What to do:
Below are some records. Copy every line in them that holds "definizione".

Raw data:
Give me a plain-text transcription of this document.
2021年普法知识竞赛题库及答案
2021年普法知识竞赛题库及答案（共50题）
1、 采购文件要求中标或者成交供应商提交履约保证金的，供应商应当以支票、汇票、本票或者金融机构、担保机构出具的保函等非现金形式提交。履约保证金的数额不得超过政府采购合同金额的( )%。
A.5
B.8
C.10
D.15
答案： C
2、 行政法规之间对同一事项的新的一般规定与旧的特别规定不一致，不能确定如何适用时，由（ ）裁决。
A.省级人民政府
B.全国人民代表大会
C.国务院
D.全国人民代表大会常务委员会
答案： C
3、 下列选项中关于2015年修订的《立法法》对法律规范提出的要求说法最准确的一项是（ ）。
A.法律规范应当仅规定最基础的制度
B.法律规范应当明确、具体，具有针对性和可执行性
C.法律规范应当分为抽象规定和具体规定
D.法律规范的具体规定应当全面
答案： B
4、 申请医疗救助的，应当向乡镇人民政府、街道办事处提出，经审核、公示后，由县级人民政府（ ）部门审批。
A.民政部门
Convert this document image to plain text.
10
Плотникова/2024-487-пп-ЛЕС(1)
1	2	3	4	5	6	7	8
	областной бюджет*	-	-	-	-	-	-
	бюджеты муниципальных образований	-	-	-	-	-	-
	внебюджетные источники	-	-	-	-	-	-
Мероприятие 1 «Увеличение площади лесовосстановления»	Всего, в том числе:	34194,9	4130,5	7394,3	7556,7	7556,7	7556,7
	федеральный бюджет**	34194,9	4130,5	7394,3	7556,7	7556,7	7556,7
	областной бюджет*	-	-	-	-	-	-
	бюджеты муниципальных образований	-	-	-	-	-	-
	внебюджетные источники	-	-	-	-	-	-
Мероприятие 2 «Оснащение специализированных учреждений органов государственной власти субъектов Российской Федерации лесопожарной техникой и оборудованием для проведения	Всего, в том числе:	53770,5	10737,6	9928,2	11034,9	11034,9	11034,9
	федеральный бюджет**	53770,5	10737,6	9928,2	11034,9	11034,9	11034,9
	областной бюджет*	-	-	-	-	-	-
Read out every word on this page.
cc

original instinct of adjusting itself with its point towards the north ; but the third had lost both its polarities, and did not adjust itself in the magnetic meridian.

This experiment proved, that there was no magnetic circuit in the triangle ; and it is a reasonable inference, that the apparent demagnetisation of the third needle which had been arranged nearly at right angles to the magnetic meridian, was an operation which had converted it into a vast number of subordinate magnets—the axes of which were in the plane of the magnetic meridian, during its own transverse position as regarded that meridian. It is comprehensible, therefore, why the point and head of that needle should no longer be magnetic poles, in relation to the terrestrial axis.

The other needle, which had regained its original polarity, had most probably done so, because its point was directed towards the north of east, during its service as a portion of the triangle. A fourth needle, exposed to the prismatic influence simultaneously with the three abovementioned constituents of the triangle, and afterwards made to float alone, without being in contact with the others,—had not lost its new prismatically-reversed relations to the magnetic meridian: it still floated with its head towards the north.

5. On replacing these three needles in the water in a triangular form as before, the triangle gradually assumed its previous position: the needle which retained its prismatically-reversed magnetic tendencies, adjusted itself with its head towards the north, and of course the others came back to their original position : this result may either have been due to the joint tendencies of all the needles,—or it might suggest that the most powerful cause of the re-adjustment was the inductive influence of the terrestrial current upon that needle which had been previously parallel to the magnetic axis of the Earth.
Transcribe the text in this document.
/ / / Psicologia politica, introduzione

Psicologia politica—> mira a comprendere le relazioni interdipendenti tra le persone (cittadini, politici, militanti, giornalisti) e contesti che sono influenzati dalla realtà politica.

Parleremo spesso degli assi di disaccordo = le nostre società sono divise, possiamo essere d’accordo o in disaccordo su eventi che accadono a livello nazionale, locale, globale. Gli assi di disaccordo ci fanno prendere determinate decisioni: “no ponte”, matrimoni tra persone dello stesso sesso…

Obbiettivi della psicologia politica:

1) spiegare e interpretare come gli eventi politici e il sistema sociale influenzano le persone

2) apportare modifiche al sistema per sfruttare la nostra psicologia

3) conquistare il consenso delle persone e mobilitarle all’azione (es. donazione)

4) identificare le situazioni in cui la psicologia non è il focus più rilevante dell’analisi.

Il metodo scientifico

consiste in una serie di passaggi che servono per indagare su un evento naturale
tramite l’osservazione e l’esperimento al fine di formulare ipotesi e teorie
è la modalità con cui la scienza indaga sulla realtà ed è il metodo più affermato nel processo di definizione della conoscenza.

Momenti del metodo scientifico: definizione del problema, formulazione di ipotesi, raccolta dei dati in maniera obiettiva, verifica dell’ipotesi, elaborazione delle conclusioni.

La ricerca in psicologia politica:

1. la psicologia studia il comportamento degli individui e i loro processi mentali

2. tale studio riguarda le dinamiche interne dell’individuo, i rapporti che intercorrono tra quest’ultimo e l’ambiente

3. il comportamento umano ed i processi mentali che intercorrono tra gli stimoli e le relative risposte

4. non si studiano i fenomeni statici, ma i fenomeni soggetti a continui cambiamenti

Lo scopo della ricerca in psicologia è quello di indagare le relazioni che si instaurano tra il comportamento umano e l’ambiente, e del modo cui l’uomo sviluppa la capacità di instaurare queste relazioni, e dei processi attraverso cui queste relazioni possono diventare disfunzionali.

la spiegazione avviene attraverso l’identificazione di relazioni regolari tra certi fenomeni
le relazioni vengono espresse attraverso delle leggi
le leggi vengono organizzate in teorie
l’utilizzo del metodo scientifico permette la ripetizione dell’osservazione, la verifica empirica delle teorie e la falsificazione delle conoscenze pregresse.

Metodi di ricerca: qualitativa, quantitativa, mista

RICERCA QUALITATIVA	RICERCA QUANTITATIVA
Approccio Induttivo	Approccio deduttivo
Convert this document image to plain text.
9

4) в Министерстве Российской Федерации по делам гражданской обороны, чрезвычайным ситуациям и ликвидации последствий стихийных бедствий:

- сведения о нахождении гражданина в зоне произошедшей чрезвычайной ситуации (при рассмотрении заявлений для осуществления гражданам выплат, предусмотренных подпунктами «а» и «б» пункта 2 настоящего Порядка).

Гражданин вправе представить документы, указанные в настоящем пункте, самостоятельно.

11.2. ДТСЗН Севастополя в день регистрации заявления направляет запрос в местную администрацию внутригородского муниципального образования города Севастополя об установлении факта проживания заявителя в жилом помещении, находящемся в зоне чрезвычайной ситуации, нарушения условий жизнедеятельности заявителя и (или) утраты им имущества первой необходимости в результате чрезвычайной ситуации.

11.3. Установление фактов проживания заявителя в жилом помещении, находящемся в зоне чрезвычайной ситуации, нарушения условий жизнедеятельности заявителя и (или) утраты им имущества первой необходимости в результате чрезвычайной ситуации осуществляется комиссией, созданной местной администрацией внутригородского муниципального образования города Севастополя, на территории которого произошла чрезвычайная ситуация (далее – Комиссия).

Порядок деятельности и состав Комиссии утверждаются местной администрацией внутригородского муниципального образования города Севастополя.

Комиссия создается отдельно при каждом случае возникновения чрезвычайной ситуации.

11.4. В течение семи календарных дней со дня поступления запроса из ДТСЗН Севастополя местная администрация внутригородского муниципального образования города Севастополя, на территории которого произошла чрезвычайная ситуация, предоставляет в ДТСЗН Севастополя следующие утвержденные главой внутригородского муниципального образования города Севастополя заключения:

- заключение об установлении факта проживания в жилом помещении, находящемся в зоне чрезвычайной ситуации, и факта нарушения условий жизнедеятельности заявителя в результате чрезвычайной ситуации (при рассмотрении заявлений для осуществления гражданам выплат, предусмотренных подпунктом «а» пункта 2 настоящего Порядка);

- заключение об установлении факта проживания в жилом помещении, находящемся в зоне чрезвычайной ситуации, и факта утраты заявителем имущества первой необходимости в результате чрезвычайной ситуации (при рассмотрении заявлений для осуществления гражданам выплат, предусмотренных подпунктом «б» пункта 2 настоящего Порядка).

Answer to the task:
è la modalità con cui la scienza indaga sulla realtà ed è il metodo più affermato nel processo di definizione della conoscenza.
Momenti del metodo scientifico: definizione del problema, formulazione di ipotesi, raccolta dei dati in maniera obiettiva, verifica dell’ipotesi, elaborazione delle conclusioni.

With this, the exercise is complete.